TEXTO FORNECIDO:
EDITORIAL: Brasil negro, dentro e fora das salas de aula
Maioria da população, os brasileiros negros e pardos só estão no topo das estatísticas que atestam nossa desigualdade histórica
Não é fácil ser negro no Brasil, onde o racismo estrutural aprofunda desigualdades de todas as ordens. Apesar disso, segundo estudo recente, o debate sobre o racisml é muito raro nas salas de aula.
Parceria entre o Núcleo de Pesquisa Afro do Centro Brasileiro de Análise e Planejamento (Cebrap) e os institutos Alana e Geledés levanta dados reveladores.
Por exemplo: 50% dos estudantes do 9º ano do ensino fundamental e 3º ano do ensino médio no país declaram não reconhecer o debate sobre desigualdades raciais em sala de aula, mesmo com as leis 10.639/2003 e 11.645/2008, que estabelecem o ensino sobre história e cultura africana, afro-brasileira e indígena nas escolas, em pleno vigor.
A baixa representação política dessa população reflete tal quadro. Apenas 35,6% (5.275) dos candidatos às Eleições Municipais de 2024 se declararam negros. Esses candidatos estiveram presentes em 58% das disputas eleitorais das administrações municipais. Já os que se destacaram como brancos representam 63,6% (9.425) dos candidatos e estão presentes em 84% das disputas. Somente 1,3% dos Municípios tiveram algum candidato amarelo ou indígena.

TAREFA 1:
Responda, com base no editorial sobre o Brasil negro:
(a) Quais instituições formam a parceria que levantou os dados?
(b) Que percentual dos estudantes do 9º ano do ensino fundamental e do 3º ano do ensino médio declara não reconhecer o debate sobre desigualdades raciais em sala de aula?
(c) Em que percentual das disputas eleitorais municipais estiveram presentes candidatos negros?
TAREFA 2: Liste todos os percentuais citados no editorial sobre o Brasil negro.
TAREFA 3: Apresente a continuação do editorial sobre racismo e desigualdade racial no Brasil, começando logo após a última frase do texto.

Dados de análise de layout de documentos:

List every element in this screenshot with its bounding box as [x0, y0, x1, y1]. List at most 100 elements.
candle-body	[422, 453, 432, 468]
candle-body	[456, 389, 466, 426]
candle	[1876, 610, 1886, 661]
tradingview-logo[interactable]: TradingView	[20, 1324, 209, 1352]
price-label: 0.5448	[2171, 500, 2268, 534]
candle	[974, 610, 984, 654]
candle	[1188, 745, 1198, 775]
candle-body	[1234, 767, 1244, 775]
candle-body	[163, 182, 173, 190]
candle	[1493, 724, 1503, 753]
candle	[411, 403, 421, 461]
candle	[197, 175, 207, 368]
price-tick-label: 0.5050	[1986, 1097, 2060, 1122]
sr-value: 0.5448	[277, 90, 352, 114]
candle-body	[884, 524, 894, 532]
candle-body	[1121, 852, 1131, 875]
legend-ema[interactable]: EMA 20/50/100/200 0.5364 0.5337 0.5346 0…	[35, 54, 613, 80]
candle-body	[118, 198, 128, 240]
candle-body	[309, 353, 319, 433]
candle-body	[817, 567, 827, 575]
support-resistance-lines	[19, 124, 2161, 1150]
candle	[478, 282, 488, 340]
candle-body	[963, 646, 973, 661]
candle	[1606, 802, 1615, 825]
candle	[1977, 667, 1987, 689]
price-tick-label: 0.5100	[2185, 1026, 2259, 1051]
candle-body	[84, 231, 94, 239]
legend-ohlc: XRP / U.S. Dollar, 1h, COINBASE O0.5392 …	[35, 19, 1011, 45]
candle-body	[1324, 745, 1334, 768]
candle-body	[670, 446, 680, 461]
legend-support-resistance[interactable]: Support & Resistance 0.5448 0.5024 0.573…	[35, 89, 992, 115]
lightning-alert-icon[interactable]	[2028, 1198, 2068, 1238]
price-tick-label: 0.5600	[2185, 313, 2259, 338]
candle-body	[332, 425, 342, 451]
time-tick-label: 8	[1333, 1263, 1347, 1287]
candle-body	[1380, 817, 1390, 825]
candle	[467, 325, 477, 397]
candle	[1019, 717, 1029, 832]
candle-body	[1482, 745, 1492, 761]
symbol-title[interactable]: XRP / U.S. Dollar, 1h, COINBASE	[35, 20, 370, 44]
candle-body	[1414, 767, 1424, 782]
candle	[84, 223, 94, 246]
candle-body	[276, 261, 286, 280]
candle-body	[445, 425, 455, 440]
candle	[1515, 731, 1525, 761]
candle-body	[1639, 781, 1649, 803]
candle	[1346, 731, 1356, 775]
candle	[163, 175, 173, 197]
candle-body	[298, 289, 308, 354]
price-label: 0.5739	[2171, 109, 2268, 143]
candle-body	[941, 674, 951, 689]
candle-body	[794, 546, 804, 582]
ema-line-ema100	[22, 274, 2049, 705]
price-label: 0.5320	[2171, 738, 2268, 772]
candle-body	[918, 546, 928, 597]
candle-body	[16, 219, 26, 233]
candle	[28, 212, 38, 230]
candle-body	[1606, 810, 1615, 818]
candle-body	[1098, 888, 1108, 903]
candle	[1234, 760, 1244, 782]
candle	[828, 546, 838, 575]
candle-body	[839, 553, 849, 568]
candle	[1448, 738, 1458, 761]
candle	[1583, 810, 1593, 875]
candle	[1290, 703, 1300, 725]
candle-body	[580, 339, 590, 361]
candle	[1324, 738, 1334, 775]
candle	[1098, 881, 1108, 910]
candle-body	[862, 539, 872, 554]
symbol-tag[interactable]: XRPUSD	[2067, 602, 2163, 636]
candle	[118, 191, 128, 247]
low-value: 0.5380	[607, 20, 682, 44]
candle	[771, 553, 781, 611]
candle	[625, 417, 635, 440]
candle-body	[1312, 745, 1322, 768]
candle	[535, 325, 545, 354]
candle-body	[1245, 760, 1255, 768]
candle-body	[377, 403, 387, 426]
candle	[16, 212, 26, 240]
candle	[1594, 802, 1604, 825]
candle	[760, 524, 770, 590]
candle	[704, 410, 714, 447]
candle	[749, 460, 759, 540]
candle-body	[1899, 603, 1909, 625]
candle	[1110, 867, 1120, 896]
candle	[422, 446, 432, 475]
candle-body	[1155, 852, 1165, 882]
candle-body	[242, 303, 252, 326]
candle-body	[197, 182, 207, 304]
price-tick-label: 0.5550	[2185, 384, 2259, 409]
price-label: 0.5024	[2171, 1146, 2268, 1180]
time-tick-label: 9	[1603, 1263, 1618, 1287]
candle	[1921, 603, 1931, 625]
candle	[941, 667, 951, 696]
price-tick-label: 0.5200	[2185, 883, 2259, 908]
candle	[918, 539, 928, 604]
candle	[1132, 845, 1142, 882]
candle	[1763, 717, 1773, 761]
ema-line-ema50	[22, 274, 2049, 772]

RESULTADO DA TAREFA 1:
(a) O Núcleo de Pesquisa Afro do Centro Brasileiro de Análise e Planejamento (Cebrap) e os institutos Alana e Geledés.
(b) 50%.
(c) Em 58% das disputas.

RESULTADO DA TAREFA 2:
- 50%
- 35,6%
- 58%
- 63,6%
- 84%
- 1,3%

RESULTADO DA TAREFA 3:
A partir dos dados é possível inferir que racismo e desigualdade andam de mãos dadas, com reflexos previsíveis na realidade concreta da população. Não à toa, as taxas de homicídios são sempre mais altas entre a população negra.
Maioria da população, os brasileiros negros e pardos só estão no topo das estatísticas que atestam nossa desigualdade histórica. Tanto morrem assassinados, como também são a maioria nas cadeias, onde apodrecem sem a menor chance de ressocialização, sob a custódia do Estado. Apenas dois exemplos que, infelizmente, constituem a regra para a população negra no Brasil.